** START **

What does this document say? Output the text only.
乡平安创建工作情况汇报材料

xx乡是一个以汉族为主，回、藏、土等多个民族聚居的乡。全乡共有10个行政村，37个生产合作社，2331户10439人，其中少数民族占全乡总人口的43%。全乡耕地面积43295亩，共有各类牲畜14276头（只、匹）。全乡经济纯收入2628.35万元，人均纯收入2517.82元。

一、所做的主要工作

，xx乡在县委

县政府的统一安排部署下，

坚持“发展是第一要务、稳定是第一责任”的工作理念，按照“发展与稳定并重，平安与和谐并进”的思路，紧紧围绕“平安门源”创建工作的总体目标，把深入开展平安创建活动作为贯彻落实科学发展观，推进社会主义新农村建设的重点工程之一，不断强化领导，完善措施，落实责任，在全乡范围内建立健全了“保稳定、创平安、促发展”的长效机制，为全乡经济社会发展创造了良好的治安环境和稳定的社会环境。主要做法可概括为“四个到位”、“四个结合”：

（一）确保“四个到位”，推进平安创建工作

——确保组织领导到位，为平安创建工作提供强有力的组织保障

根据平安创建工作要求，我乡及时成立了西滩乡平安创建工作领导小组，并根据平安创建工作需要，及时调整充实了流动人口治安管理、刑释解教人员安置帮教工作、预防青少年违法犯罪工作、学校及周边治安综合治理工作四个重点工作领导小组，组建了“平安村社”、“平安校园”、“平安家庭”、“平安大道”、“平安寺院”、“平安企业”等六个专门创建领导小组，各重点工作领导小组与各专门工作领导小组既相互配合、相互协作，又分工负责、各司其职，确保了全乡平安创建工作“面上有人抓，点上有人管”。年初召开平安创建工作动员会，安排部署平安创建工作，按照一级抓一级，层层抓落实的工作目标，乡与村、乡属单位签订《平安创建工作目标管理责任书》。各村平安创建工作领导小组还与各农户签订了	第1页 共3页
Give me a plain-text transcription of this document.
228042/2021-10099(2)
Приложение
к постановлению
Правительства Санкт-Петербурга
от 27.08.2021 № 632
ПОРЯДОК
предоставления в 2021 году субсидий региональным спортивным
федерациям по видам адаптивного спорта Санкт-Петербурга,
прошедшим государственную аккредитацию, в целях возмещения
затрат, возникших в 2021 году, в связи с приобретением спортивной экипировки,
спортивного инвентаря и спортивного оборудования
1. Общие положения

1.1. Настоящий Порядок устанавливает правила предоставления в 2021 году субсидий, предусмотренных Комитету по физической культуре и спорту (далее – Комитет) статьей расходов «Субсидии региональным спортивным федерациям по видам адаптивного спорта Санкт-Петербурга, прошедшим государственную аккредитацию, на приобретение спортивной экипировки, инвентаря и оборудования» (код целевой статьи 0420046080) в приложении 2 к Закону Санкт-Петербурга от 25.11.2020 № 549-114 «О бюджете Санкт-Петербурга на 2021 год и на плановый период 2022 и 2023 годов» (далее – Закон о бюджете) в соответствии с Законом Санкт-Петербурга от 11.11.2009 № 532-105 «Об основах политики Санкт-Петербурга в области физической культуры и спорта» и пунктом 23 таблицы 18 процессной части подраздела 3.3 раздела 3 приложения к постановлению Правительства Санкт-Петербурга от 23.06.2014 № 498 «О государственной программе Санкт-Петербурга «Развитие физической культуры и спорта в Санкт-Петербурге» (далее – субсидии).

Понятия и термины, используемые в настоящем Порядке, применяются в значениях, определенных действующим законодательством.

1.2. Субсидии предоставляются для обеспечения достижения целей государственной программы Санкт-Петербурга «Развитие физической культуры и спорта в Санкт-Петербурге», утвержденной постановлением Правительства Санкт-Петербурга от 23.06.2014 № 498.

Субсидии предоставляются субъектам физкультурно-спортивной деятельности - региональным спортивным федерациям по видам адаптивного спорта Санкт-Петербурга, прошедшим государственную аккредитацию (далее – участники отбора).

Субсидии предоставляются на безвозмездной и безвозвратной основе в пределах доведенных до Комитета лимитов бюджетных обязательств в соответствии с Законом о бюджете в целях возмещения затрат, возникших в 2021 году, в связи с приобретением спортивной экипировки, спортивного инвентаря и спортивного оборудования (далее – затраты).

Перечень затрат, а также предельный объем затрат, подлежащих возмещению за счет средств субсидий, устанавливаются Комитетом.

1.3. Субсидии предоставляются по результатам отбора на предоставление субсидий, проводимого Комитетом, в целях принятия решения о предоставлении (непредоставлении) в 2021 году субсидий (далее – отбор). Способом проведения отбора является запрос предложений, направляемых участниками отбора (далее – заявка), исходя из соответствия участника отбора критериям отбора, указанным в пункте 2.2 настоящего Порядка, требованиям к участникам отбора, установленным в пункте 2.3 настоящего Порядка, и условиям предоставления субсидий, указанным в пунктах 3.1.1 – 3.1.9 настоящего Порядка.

** END **
** START **

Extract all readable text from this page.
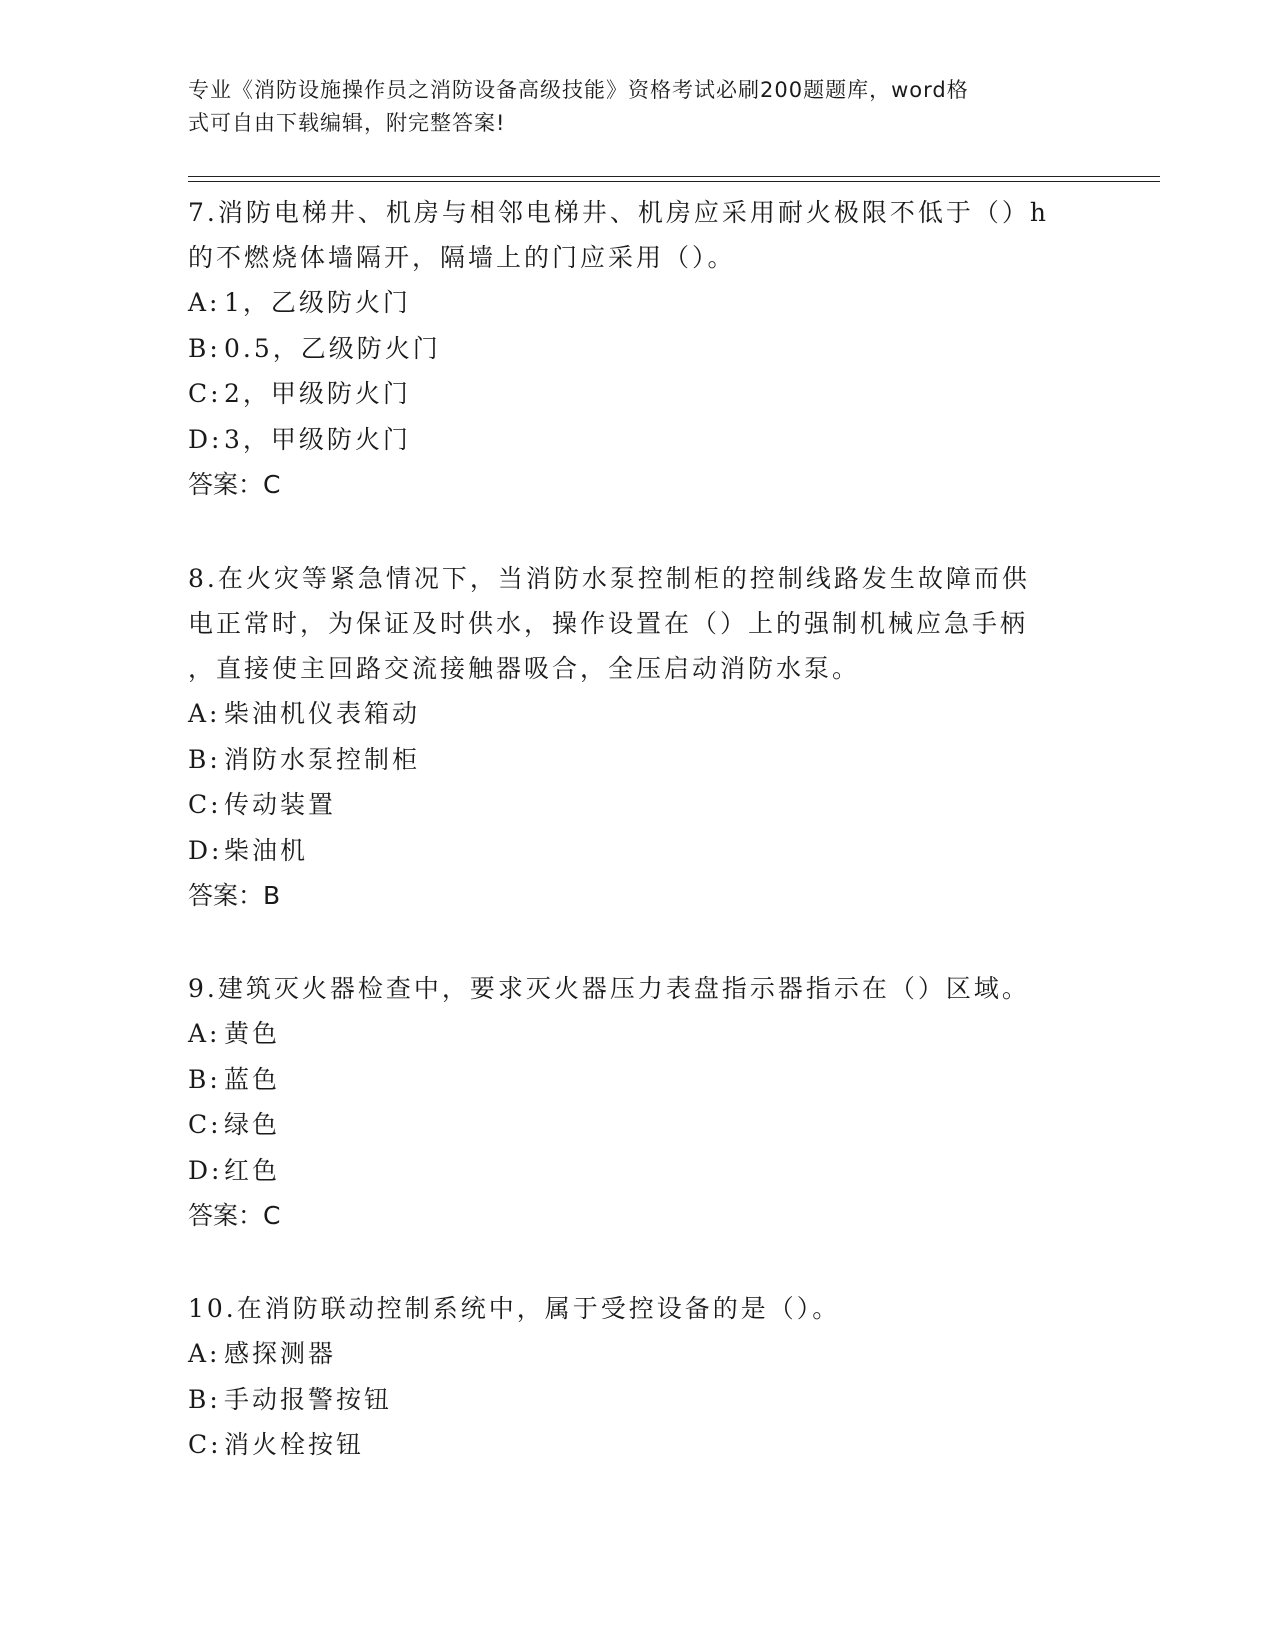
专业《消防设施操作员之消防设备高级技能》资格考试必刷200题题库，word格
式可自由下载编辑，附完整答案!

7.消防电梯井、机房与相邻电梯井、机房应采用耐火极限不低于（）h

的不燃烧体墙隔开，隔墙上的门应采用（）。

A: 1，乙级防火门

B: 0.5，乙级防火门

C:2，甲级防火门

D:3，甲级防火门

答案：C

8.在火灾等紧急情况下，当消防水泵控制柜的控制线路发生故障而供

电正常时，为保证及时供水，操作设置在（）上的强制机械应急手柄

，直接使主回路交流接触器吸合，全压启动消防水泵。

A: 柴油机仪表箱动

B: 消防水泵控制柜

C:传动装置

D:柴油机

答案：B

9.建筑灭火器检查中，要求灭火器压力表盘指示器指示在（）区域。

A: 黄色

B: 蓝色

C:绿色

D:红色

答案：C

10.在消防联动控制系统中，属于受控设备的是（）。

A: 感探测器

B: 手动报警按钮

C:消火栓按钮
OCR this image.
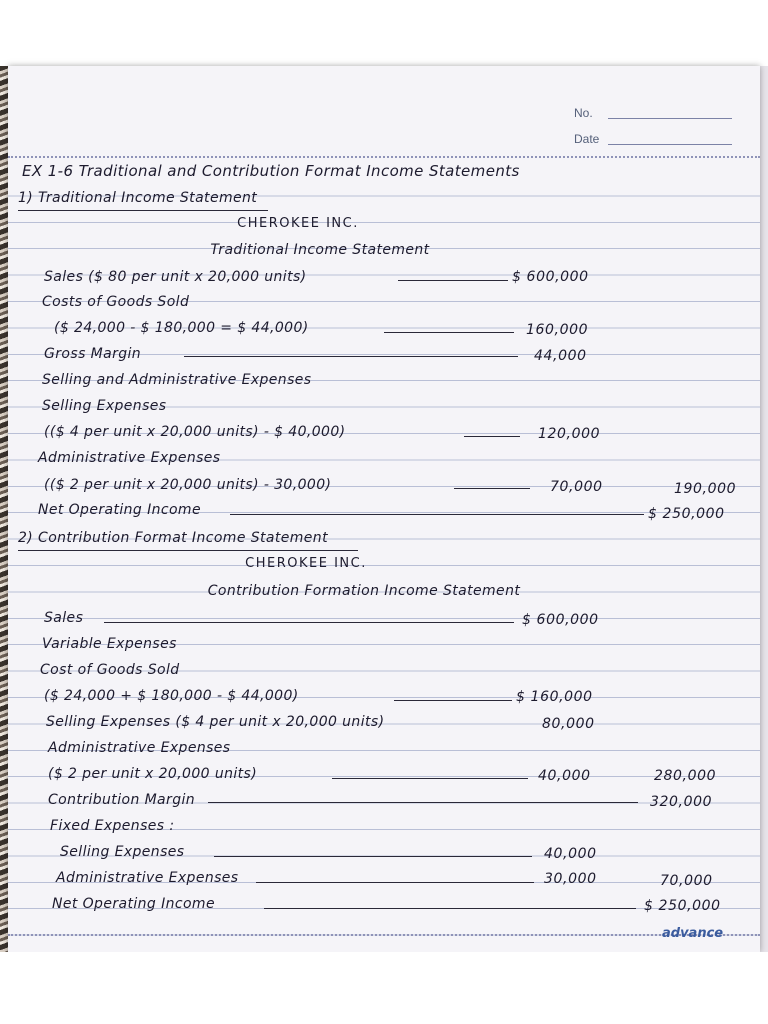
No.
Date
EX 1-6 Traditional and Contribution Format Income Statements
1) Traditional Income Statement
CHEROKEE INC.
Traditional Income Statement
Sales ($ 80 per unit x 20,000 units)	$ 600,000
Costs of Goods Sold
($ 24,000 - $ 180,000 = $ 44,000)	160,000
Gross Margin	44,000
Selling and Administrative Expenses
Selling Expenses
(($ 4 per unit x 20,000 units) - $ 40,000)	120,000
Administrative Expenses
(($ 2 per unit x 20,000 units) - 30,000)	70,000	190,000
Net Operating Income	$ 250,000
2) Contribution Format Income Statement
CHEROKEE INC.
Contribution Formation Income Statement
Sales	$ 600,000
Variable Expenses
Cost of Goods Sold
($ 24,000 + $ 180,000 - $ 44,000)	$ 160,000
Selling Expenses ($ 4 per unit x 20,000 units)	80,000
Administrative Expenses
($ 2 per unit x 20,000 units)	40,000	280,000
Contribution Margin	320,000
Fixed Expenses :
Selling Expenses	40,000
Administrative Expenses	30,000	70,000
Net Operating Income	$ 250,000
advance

** END **

■ **What is being asked**: Copy out all lines above that include the string "Income".

■ **Solution to this task**:
EX 1-6 Traditional and Contribution Format Income Statements
1) Traditional Income Statement
Traditional Income Statement
Net Operating Income	$ 250,000
2) Contribution Format Income Statement
Contribution Formation Income Statement
Net Operating Income	$ 250,000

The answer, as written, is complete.